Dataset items
··········
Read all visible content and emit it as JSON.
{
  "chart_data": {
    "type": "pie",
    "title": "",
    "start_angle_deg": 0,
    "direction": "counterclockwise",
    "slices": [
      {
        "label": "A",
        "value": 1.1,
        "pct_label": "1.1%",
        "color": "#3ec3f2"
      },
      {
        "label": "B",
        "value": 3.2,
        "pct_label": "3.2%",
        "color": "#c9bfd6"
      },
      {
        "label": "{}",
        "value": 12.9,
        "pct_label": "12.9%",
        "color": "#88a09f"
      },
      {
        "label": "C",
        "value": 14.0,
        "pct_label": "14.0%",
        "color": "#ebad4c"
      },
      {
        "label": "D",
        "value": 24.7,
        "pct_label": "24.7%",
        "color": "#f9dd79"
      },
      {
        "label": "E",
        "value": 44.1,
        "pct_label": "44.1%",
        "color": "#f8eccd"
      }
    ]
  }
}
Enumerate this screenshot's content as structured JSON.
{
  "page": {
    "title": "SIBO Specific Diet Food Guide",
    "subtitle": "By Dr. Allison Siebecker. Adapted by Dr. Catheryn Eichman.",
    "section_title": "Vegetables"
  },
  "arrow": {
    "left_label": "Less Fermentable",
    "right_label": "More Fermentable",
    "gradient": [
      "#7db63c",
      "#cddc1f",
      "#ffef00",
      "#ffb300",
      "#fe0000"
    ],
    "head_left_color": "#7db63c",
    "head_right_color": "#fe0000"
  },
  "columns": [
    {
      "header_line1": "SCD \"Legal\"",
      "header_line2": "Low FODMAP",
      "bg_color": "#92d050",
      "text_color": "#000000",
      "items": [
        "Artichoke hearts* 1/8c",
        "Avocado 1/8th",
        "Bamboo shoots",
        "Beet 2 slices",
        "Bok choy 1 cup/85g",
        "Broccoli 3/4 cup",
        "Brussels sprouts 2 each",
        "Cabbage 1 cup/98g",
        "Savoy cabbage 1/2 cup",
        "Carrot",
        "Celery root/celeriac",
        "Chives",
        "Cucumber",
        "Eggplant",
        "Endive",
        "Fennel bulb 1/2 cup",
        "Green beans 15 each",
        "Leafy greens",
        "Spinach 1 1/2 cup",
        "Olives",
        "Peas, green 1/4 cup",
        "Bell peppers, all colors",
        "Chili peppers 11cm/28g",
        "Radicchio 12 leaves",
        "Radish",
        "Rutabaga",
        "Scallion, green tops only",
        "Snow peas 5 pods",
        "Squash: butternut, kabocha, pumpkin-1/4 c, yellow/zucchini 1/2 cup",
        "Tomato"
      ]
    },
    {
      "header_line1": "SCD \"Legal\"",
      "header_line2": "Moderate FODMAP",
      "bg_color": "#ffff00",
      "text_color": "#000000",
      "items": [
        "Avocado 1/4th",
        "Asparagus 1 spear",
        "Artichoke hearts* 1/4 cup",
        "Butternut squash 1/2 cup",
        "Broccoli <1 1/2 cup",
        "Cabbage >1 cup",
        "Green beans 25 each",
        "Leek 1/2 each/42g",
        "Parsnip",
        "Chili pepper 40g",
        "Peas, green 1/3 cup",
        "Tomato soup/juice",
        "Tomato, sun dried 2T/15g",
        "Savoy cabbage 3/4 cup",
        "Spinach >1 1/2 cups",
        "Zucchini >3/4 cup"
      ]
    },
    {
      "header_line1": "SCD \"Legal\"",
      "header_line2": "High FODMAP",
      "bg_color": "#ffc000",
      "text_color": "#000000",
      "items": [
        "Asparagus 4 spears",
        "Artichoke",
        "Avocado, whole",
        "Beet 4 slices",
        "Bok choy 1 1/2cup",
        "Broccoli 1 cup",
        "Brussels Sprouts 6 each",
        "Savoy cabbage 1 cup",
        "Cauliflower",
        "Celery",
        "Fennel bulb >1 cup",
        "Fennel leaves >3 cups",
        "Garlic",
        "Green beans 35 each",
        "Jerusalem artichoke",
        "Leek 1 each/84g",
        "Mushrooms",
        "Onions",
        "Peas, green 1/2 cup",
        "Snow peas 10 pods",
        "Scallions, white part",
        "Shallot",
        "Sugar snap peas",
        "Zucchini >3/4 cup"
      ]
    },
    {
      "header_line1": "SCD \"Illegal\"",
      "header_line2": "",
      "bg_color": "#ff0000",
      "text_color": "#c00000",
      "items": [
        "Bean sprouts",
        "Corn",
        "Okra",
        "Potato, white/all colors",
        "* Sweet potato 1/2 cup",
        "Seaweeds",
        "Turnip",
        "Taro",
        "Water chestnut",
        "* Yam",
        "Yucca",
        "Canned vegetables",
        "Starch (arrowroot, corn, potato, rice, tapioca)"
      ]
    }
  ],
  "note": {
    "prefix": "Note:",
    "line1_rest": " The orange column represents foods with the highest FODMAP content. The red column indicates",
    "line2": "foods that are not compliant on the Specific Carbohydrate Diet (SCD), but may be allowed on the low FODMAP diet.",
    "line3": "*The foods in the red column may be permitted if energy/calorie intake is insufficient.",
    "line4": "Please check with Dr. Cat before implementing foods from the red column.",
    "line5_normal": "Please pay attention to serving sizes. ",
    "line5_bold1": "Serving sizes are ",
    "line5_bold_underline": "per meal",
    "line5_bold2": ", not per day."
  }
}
··········
_Instruction_
State, as a bare number, how many lines of the listing hold the word "leaves".

_Full answer_
2